------ Material to process

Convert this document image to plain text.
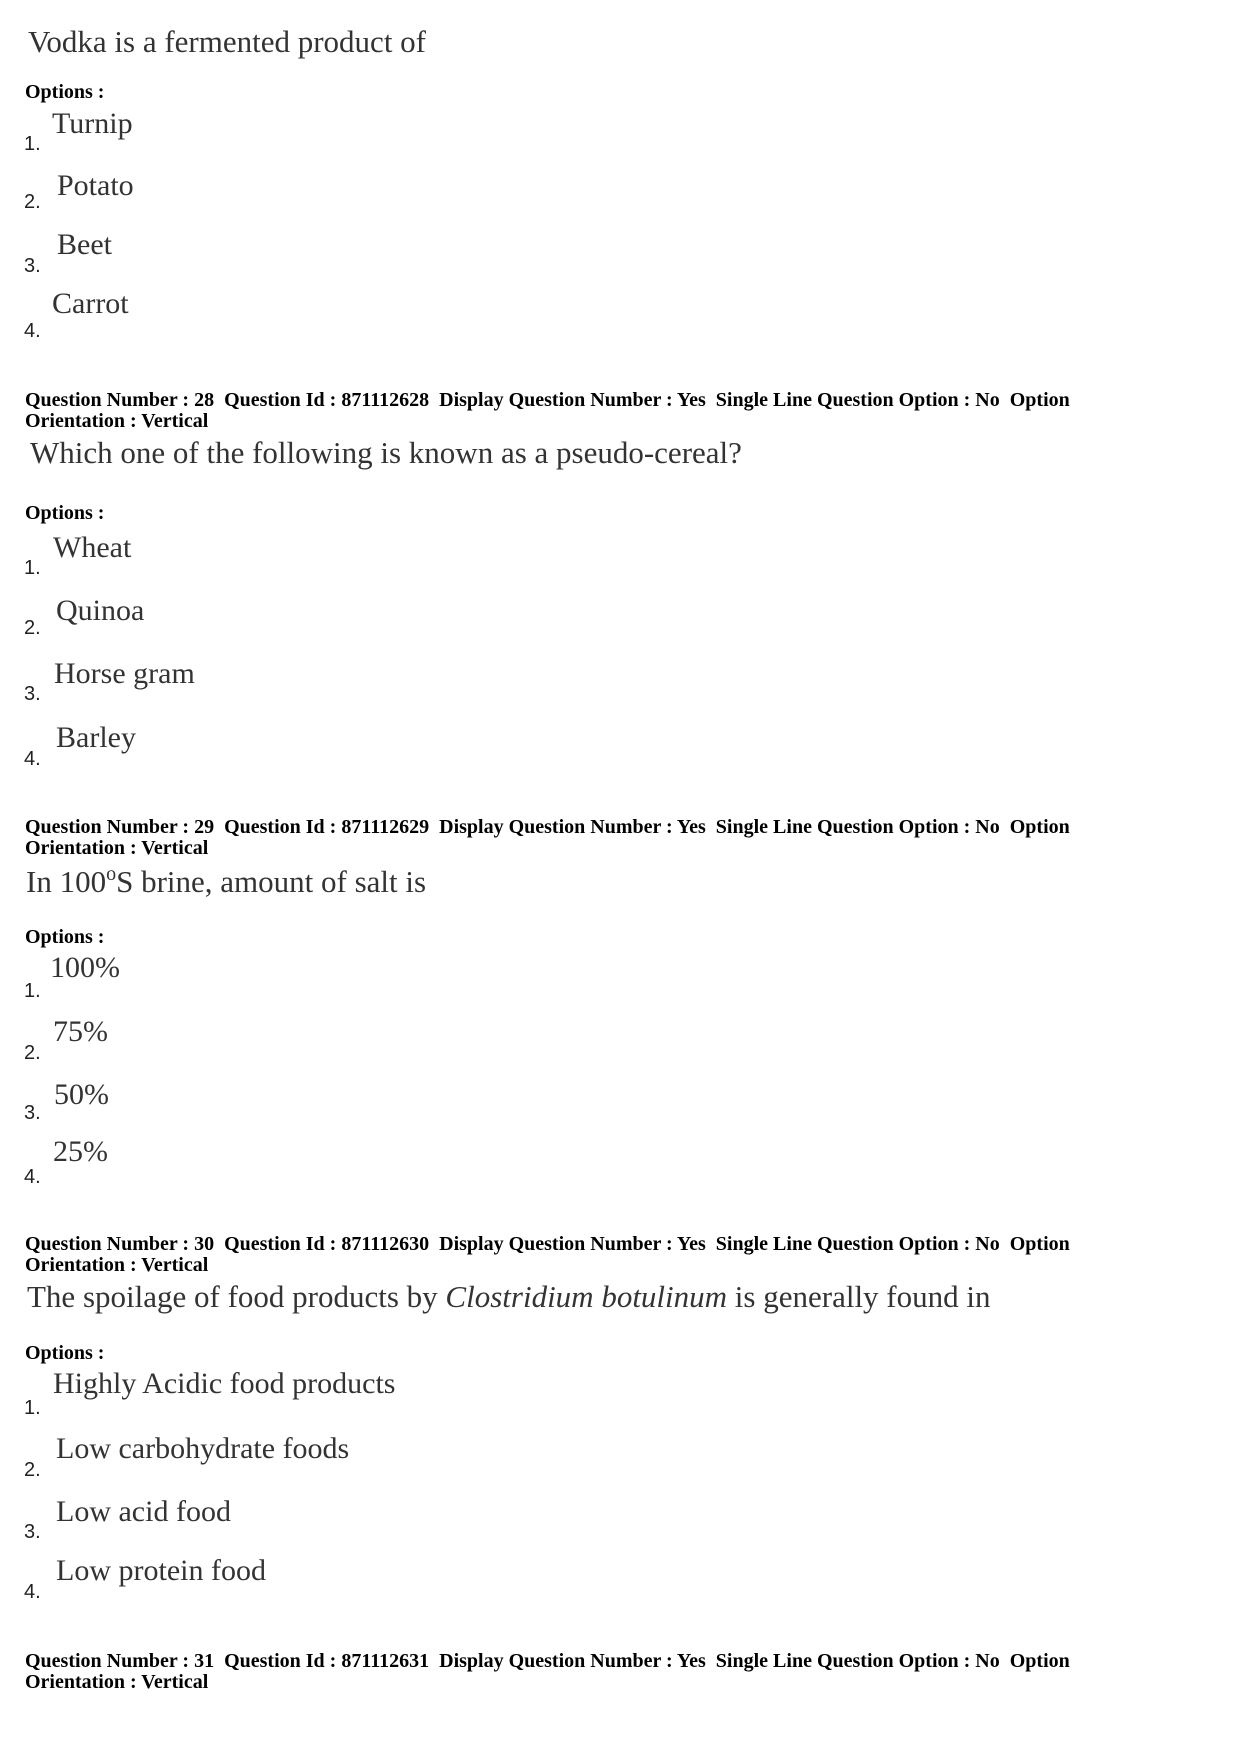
Vodka is a fermented product of
Options :
1.
Turnip
2. Potato
3.
Beet
4.
Carrot
Question Number : 28  Question Id : 871112628  Display Question Number : Yes  Single Line Question Option : No  Option
Orientation : Vertical
Which one of the following is known as a pseudo-cereal?
Options :
1.
Wheat
2.
Quinoa
3.
Horse gram
4.
Barley
Question Number : 29  Question Id : 871112629  Display Question Number : Yes  Single Line Question Option : No  Option
Orientation : Vertical
In 100$^o$S brine, amount of salt is
Options :
1.
100%
2.
75%
3.
50%
4.
25%
Question Number : 30  Question Id : 871112630  Display Question Number : Yes  Single Line Question Option : No  Option
Orientation : Vertical
The spoilage of food products by Clostridium botulinum is generally found in
Options :
1.
Highly Acidic food products
2.
Low carbohydrate foods
3.
Low acid food
4.
Low protein food
Question Number : 31  Question Id : 871112631  Display Question Number : Yes  Single Line Question Option : No  Option
Orientation : Vertical
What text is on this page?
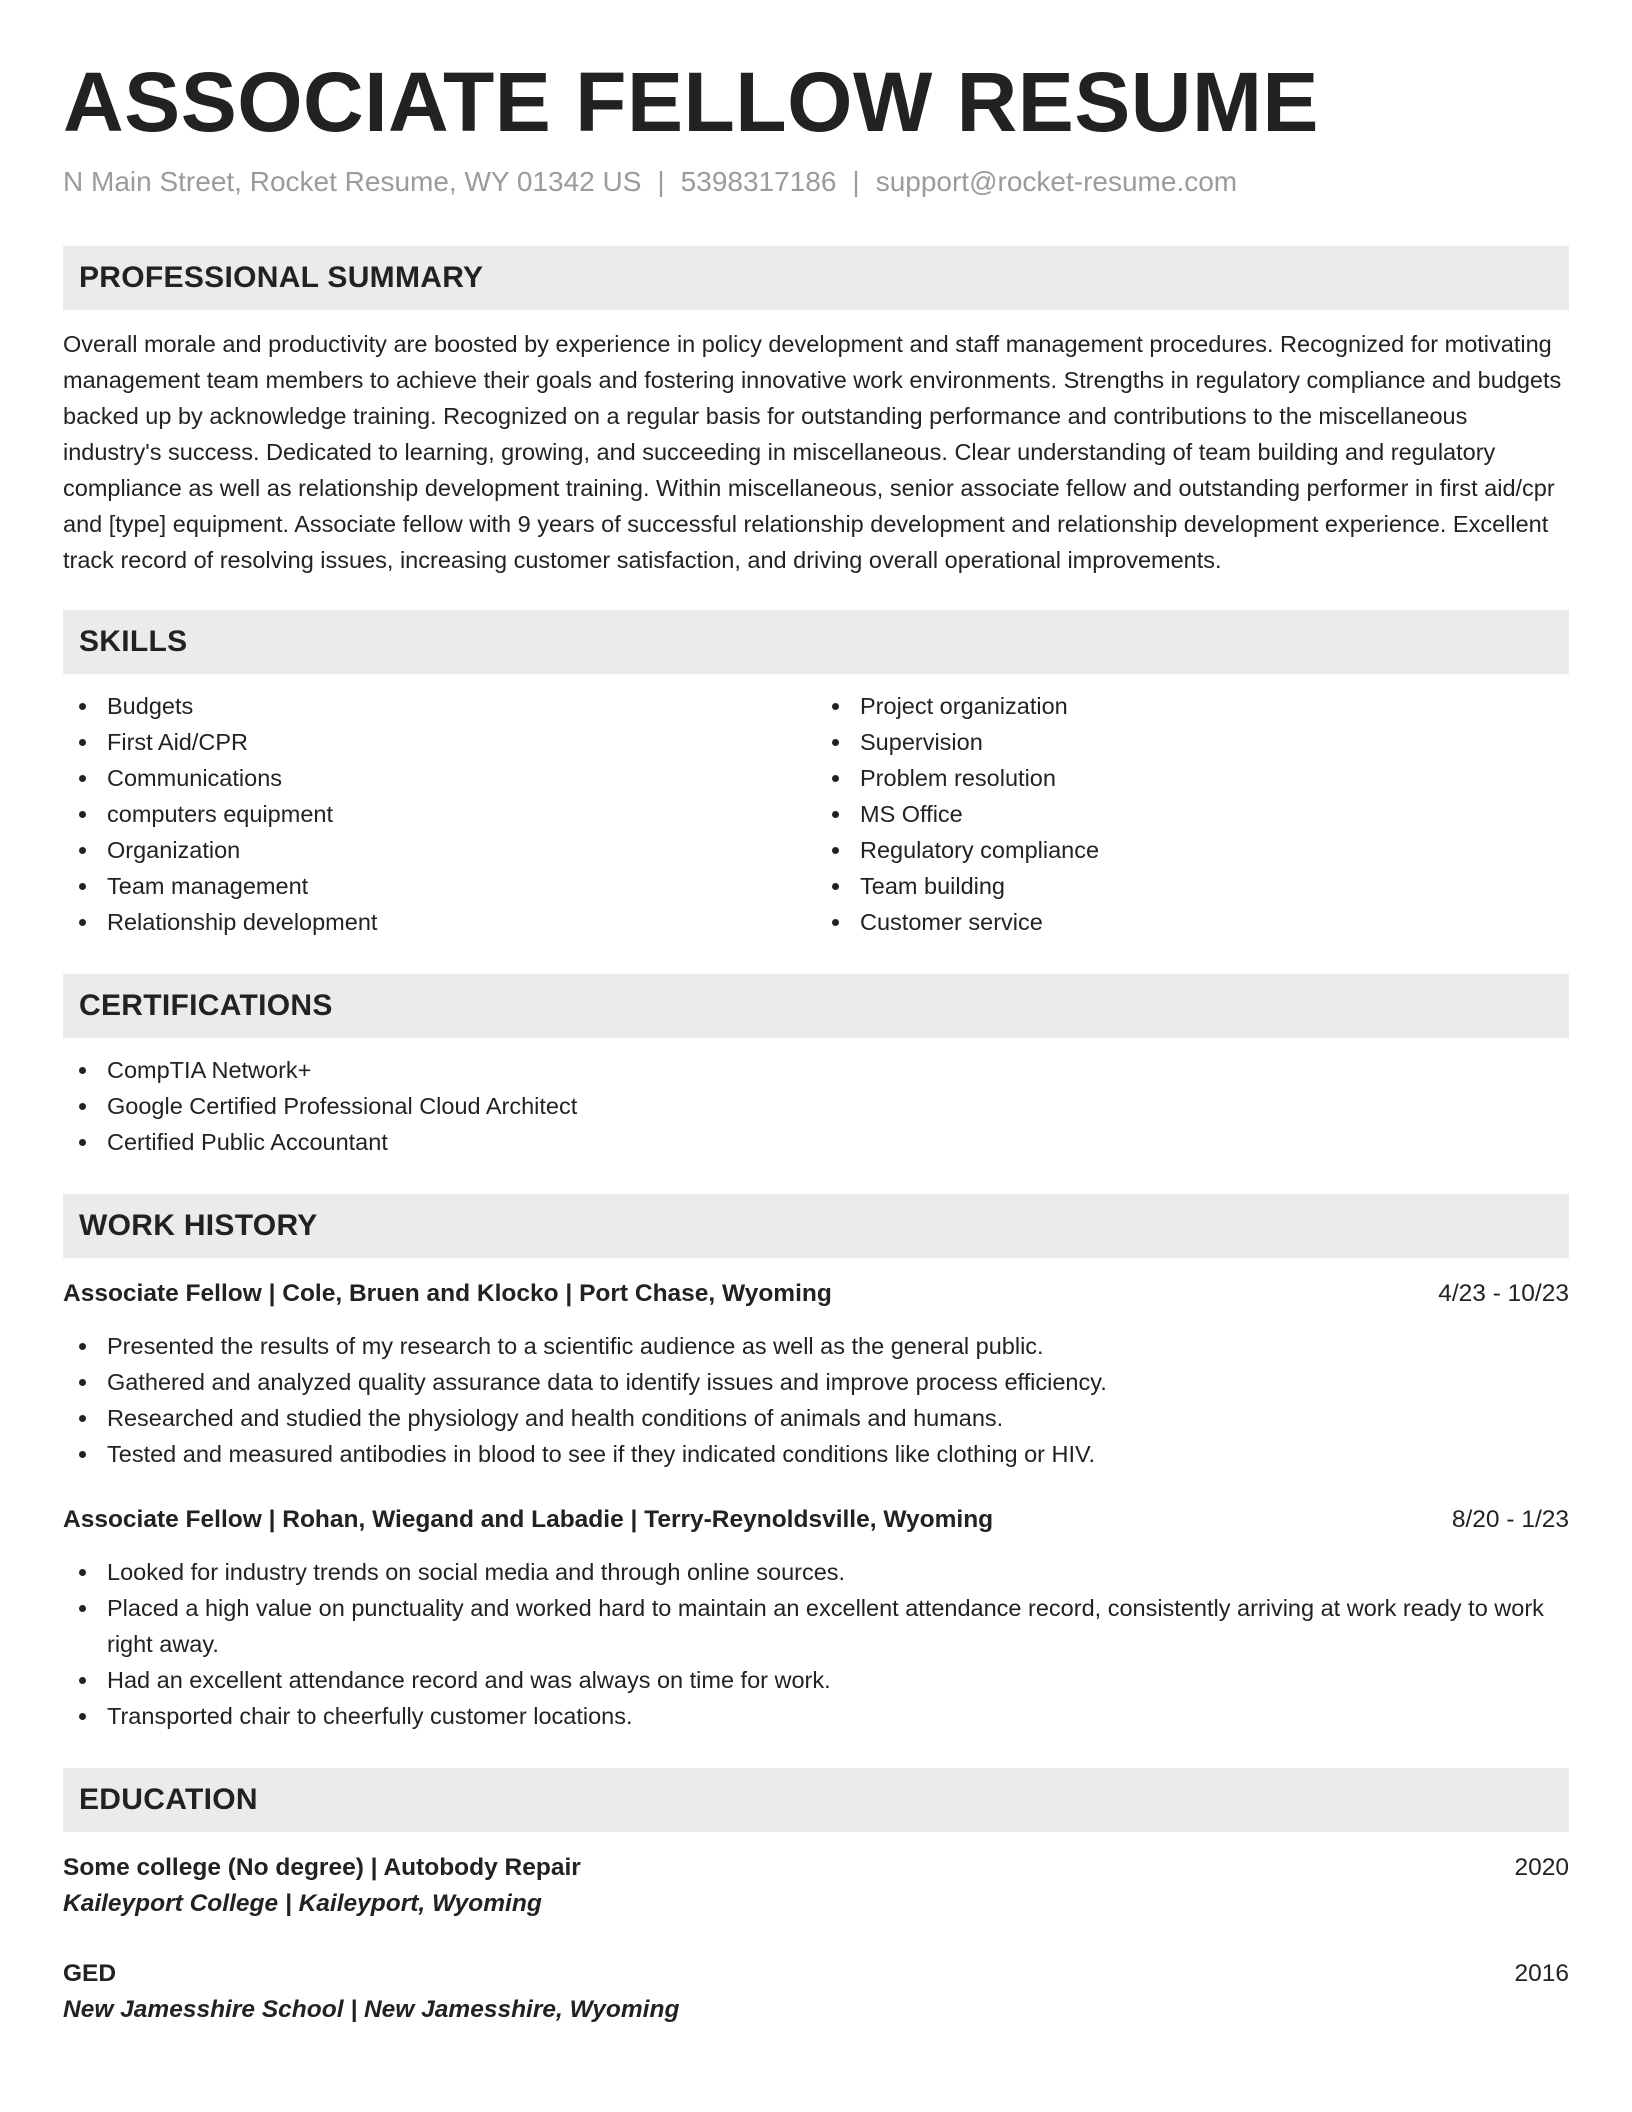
ASSOCIATE FELLOW RESUME
N Main Street, Rocket Resume, WY 01342 US | 5398317186 | support@rocket-resume.com
PROFESSIONAL SUMMARY

Overall morale and productivity are boosted by experience in policy development and staff management procedures. Recognized for motivating management team members to achieve their goals and fostering innovative work environments. Strengths in regulatory compliance and budgets backed up by acknowledge training. Recognized on a regular basis for outstanding performance and contributions to the miscellaneous industry's success. Dedicated to learning, growing, and succeeding in miscellaneous. Clear understanding of team building and regulatory compliance as well as relationship development training. Within miscellaneous, senior associate fellow and outstanding performer in first aid/cpr and [type] equipment. Associate fellow with 9 years of successful relationship development and relationship development experience. Excellent track record of resolving issues, increasing customer satisfaction, and driving overall operational improvements.

SKILLS
Budgets
First Aid/CPR
Communications
computers equipment
Organization
Team management
Relationship development
Project organization
Supervision
Problem resolution
MS Office
Regulatory compliance
Team building
Customer service
CERTIFICATIONS
CompTIA Network+
Google Certified Professional Cloud Architect
Certified Public Accountant
WORK HISTORY
Associate Fellow | Cole, Bruen and Klocko | Port Chase, Wyoming	4/23 - 10/23
Presented the results of my research to a scientific audience as well as the general public.
Gathered and analyzed quality assurance data to identify issues and improve process efficiency.
Researched and studied the physiology and health conditions of animals and humans.
Tested and measured antibodies in blood to see if they indicated conditions like clothing or HIV.
Associate Fellow | Rohan, Wiegand and Labadie | Terry-Reynoldsville, Wyoming	8/20 - 1/23
Looked for industry trends on social media and through online sources.
Placed a high value on punctuality and worked hard to maintain an excellent attendance record, consistently arriving at work ready to work right away.
Had an excellent attendance record and was always on time for work.
Transported chair to cheerfully customer locations.
EDUCATION
Some college (No degree) | Autobody Repair	2020
Kaileyport College | Kaileyport, Wyoming
GED	2016
New Jamesshire School | New Jamesshire, Wyoming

------------

§ What the task asks
Write out the records above exactly as they appear, leaving out any pictures.

§ Answer to the exercise
Convert this document image to plain text.
Vodka is a fermented product of
Options :
1.
Turnip
2. Potato
3.
Beet
4.
Carrot
Question Number : 28  Question Id : 871112628  Display Question Number : Yes  Single Line Question Option : No  Option
Orientation : Vertical
Which one of the following is known as a pseudo-cereal?
Options :
1.
Wheat
2.
Quinoa
3.
Horse gram
4.
Barley
Question Number : 29  Question Id : 871112629  Display Question Number : Yes  Single Line Question Option : No  Option
Orientation : Vertical
In 100$^o$S brine, amount of salt is
Options :
1.
100%
2.
75%
3.
50%
4.
25%
Question Number : 30  Question Id : 871112630  Display Question Number : Yes  Single Line Question Option : No  Option
Orientation : Vertical
The spoilage of food products by Clostridium botulinum is generally found in
Options :
1.
Highly Acidic food products
2.
Low carbohydrate foods
3.
Low acid food
4.
Low protein food
Question Number : 31  Question Id : 871112631  Display Question Number : Yes  Single Line Question Option : No  Option
Orientation : Vertical
What text is on this page?
ASSOCIATE FELLOW RESUME
N Main Street, Rocket Resume, WY 01342 US | 5398317186 | support@rocket-resume.com
PROFESSIONAL SUMMARY

Overall morale and productivity are boosted by experience in policy development and staff management procedures. Recognized for motivating management team members to achieve their goals and fostering innovative work environments. Strengths in regulatory compliance and budgets backed up by acknowledge training. Recognized on a regular basis for outstanding performance and contributions to the miscellaneous industry's success. Dedicated to learning, growing, and succeeding in miscellaneous. Clear understanding of team building and regulatory compliance as well as relationship development training. Within miscellaneous, senior associate fellow and outstanding performer in first aid/cpr and [type] equipment. Associate fellow with 9 years of successful relationship development and relationship development experience. Excellent track record of resolving issues, increasing customer satisfaction, and driving overall operational improvements.

SKILLS
Budgets
First Aid/CPR
Communications
computers equipment
Organization
Team management
Relationship development
Project organization
Supervision
Problem resolution
MS Office
Regulatory compliance
Team building
Customer service
CERTIFICATIONS
CompTIA Network+
Google Certified Professional Cloud Architect
Certified Public Accountant
WORK HISTORY
Associate Fellow | Cole, Bruen and Klocko | Port Chase, Wyoming	4/23 - 10/23
Presented the results of my research to a scientific audience as well as the general public.
Gathered and analyzed quality assurance data to identify issues and improve process efficiency.
Researched and studied the physiology and health conditions of animals and humans.
Tested and measured antibodies in blood to see if they indicated conditions like clothing or HIV.
Associate Fellow | Rohan, Wiegand and Labadie | Terry-Reynoldsville, Wyoming	8/20 - 1/23
Looked for industry trends on social media and through online sources.
Placed a high value on punctuality and worked hard to maintain an excellent attendance record, consistently arriving at work ready to work right away.
Had an excellent attendance record and was always on time for work.
Transported chair to cheerfully customer locations.
EDUCATION
Some college (No degree) | Autobody Repair	2020
Kaileyport College | Kaileyport, Wyoming
GED	2016
New Jamesshire School | New Jamesshire, Wyoming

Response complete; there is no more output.